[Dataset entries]
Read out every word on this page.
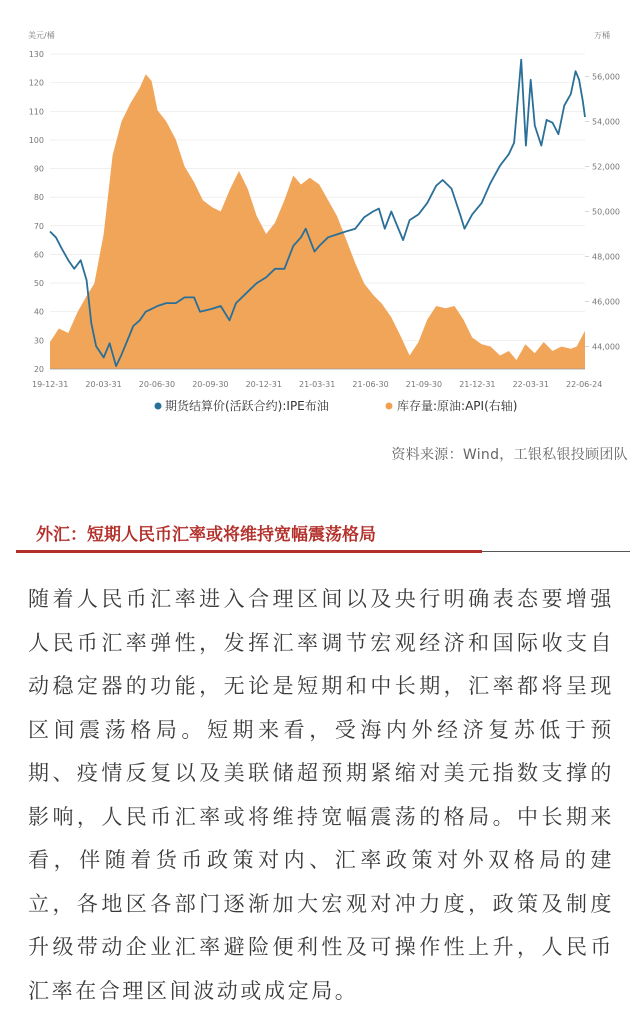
美元/桶	万桶
20
30
40
50
60
70
80
90
100
110
120
130
44,000
46,000
48,000
50,000
52,000
54,000
56,000
19-12-31 20-03-31 20-06-30 20-09-30 20-12-31 21-03-31 21-06-30 21-09-30 21-12-31 22-03-31 22-06-24
期货结算价(活跃合约):IPE布油	库存量:原油:API(右轴)
资料来源：Wind，工银私银投顾团队
外汇：短期人民币汇率或将维持宽幅震荡格局
随着人民币汇率进入合理区间以及央行明确表态要增强人民币汇率弹性，发挥汇率调节宏观经济和国际收支自动稳定器的功能，无论是短期和中长期，汇率都将呈现区间震荡格局。短期来看，受海内外经济复苏低于预期、疫情反复以及美联储超预期紧缩对美元指数支撑的影响，人民币汇率或将维持宽幅震荡的格局。中长期来看，伴随着货币政策对内、汇率政策对外双格局的建立，各地区各部门逐渐加大宏观对冲力度，政策及制度升级带动企业汇率避险便利性及可操作性上升，人民币汇率在合理区间波动或成定局。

> What the task requires:
All preceding records should be duplicated verbatim, images excepted.

> Reply:
Read out every word on this page.
美元/桶	万桶
20
30
40
50
60
70
80
90
100
110
120
130
44,000
46,000
48,000
50,000
52,000
54,000
56,000
19-12-31 20-03-31 20-06-30 20-09-30 20-12-31 21-03-31 21-06-30 21-09-30 21-12-31 22-03-31 22-06-24
期货结算价(活跃合约):IPE布油	库存量:原油:API(右轴)
资料来源：Wind，工银私银投顾团队
外汇：短期人民币汇率或将维持宽幅震荡格局
随着人民币汇率进入合理区间以及央行明确表态要增强人民币汇率弹性，发挥汇率调节宏观经济和国际收支自动稳定器的功能，无论是短期和中长期，汇率都将呈现区间震荡格局。短期来看，受海内外经济复苏低于预期、疫情反复以及美联储超预期紧缩对美元指数支撑的影响，人民币汇率或将维持宽幅震荡的格局。中长期来看，伴随着货币政策对内、汇率政策对外双格局的建立，各地区各部门逐渐加大宏观对冲力度，政策及制度升级带动企业汇率避险便利性及可操作性上升，人民币汇率在合理区间波动或成定局。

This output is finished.